## What you need to do
Tally the lines that contain "fronton" and report the total alone.

++++++

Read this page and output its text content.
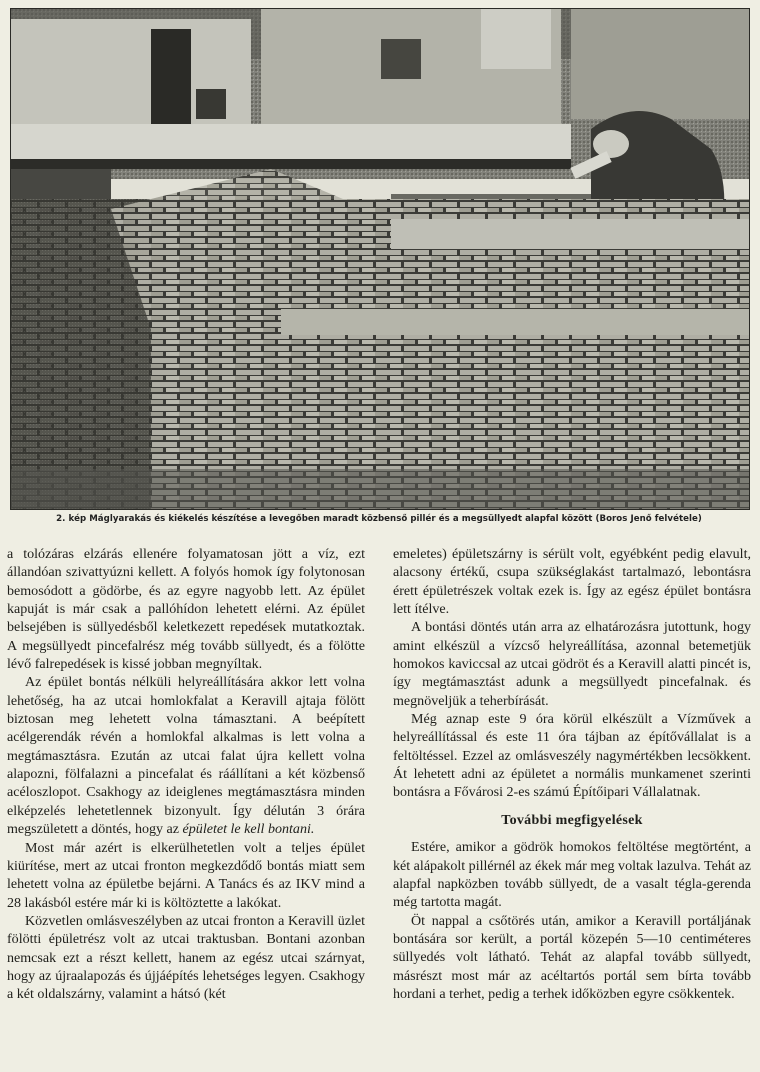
2. kép Máglyarakás és kiékelés készítése a levegőben maradt közbenső pillér és a megsüllyedt alapfal között (Boros Jenő felvétele)

a tolózáras elzárás ellenére folyamatosan jött a víz, ezt állandóan szivattyúzni kellett. A folyós homok így folytonosan bemosódott a gödörbe, és az egyre nagyobb lett. Az épület kapuját is már csak a pallóhídon lehetett elérni. Az épület belsejében is süllyedésből keletkezett repedések mutatkoztak. A megsüllyedt pincefalrész még tovább süllyedt, és a fölötte lévő falrepedések is kissé jobban megnyíltak.

Az épület bontás nélküli helyreállítására akkor lett volna lehetőség, ha az utcai homlokfalat a Keravill ajtaja fölött biztosan meg lehetett volna támasztani. A beépített acélgerendák révén a homlokfal alkalmas is lett volna a megtámasztásra. Ezután az utcai falat újra kellett volna alapozni, fölfalazni a pincefalat és ráállítani a két közbenső acéloszlopot. Csakhogy az ideiglenes megtámasztásra minden elképzelés lehetetlennek bizonyult. Így délután 3 órára megszületett a döntés, hogy az épületet le kell bontani.

Most már azért is elkerülhetetlen volt a teljes épület kiürítése, mert az utcai fronton megkezdődő bontás miatt sem lehetett volna az épületbe bejárni. A Tanács és az IKV mind a 28 lakásból estére már ki is költöztette a lakókat.

Közvetlen omlásveszélyben az utcai fronton a Keravill üzlet fölötti épületrész volt az utcai traktusban. Bontani azonban nemcsak ezt a részt kellett, hanem az egész utcai szárnyat, hogy az újraalapozás és újjáépítés lehetséges legyen. Csakhogy a két oldalszárny, valamint a hátsó (két

emeletes) épületszárny is sérült volt, egyébként pedig elavult, alacsony értékű, csupa szükséglakást tartalmazó, lebontásra érett épületrészek voltak ezek is. Így az egész épület bontásra lett ítélve.

A bontási döntés után arra az elhatározásra jutottunk, hogy amint elkészül a vízcső helyreállítása, azonnal betemetjük homokos kaviccsal az utcai gödröt és a Keravill alatti pincét is, így megtámasztást adunk a megsüllyedt pincefalnak. és megnöveljük a teherbírását.

Még aznap este 9 óra körül elkészült a Vízművek a helyreállítással és este 11 óra tájban az építővállalat is a feltöltéssel. Ezzel az omlásveszély nagymértékben lecsökkent. Át lehetett adni az épületet a normális munkamenet szerinti bontásra a Fővárosi 2-es számú Építőipari Vállalatnak.

További megfigyelések

Estére, amikor a gödrök homokos feltöltése megtörtént, a két alápakolt pillérnél az ékek már meg voltak lazulva. Tehát az alapfal napközben tovább süllyedt, de a vasalt tégla-gerenda még tartotta magát.

Öt nappal a csőtörés után, amikor a Keravill portáljának bontására sor került, a portál közepén 5—10 centiméteres süllyedés volt látható. Tehát az alapfal tovább süllyedt, másrészt most már az acéltartós portál sem bírta tovább hordani a terhet, pedig a terhek időközben egyre csökkentek.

++++++

## Response to this exercise
2